=== Given information ===
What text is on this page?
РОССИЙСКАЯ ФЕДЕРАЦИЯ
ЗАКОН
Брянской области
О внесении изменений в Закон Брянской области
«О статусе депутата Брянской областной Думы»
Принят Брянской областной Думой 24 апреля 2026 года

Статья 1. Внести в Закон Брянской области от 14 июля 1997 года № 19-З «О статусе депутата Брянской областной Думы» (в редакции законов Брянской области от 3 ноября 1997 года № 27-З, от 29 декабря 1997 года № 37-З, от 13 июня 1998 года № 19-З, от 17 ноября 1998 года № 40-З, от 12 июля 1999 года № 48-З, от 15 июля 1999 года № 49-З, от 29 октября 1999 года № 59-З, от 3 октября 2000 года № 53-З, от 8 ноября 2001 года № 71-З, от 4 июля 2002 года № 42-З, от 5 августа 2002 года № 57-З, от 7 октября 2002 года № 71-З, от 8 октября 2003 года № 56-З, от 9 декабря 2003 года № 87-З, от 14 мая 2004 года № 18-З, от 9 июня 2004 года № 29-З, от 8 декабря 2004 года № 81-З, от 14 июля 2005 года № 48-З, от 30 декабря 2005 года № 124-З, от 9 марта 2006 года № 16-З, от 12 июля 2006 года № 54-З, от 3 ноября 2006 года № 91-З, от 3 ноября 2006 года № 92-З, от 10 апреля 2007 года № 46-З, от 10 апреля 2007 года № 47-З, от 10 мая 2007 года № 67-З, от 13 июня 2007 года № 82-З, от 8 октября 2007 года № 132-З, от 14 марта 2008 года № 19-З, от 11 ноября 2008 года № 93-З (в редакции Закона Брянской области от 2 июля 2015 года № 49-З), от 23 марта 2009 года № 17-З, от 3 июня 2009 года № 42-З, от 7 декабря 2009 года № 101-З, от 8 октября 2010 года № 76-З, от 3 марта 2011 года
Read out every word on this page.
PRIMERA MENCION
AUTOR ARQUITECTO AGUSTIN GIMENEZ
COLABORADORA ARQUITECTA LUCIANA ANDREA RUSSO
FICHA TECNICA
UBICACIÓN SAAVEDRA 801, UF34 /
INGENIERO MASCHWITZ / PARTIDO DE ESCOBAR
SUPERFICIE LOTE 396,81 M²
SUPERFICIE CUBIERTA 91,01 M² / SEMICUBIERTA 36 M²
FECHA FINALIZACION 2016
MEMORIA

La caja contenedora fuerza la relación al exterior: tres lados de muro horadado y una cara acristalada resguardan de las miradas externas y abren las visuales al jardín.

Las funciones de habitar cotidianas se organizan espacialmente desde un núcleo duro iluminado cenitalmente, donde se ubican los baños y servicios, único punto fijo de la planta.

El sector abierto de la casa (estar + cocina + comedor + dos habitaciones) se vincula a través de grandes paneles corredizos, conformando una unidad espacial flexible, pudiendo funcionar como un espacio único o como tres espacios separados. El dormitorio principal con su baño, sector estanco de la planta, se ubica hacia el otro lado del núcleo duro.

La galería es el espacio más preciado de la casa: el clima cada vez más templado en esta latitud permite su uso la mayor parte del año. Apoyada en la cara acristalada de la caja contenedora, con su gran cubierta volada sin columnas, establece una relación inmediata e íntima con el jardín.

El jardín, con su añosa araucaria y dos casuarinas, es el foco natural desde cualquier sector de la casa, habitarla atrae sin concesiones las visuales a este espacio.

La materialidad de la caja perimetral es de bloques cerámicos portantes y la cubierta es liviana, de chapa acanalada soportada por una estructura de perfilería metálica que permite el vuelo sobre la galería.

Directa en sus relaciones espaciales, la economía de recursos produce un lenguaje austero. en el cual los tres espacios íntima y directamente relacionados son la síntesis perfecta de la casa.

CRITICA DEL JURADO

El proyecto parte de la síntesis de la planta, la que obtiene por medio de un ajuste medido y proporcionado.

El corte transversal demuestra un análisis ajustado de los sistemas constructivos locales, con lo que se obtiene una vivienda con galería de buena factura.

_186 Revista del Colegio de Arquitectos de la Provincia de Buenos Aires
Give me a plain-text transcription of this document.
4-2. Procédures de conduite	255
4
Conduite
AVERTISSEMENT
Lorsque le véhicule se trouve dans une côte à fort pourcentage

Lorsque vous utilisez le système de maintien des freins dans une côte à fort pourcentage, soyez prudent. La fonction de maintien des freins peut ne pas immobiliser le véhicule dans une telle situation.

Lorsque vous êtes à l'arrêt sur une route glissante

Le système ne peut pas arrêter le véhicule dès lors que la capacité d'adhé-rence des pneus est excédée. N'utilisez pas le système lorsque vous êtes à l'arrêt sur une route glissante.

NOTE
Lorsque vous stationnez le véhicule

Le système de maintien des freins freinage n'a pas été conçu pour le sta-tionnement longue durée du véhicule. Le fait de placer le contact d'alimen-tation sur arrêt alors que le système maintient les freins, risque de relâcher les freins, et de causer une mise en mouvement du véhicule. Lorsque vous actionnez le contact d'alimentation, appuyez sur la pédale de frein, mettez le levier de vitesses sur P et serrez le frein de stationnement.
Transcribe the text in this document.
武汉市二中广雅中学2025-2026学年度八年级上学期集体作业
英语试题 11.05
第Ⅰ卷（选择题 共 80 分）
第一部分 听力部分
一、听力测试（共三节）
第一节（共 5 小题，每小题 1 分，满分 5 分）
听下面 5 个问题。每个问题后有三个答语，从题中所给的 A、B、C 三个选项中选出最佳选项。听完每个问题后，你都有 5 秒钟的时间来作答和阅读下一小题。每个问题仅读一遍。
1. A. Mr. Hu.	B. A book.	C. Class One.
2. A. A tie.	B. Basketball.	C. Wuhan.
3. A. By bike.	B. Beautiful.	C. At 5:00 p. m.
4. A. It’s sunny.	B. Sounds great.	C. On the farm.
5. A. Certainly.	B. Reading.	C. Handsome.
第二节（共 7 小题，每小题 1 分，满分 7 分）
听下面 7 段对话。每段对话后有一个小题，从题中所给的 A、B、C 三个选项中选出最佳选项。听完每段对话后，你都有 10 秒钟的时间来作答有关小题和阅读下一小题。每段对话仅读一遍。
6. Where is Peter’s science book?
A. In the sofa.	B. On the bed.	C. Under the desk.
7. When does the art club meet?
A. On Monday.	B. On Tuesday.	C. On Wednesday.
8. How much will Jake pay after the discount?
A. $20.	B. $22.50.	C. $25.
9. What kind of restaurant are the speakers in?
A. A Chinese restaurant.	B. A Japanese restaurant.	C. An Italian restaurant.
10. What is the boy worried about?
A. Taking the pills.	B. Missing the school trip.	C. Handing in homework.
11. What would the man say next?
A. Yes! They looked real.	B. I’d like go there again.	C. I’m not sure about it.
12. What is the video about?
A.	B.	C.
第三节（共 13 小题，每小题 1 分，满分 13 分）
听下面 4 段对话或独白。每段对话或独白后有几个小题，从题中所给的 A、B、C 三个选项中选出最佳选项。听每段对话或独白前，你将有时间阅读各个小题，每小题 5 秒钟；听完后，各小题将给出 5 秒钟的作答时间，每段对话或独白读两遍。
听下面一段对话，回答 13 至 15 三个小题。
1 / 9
===
Provide the number of lines in these entries that hold the word "pourcentage", without any accompanying text.

__Final result__
2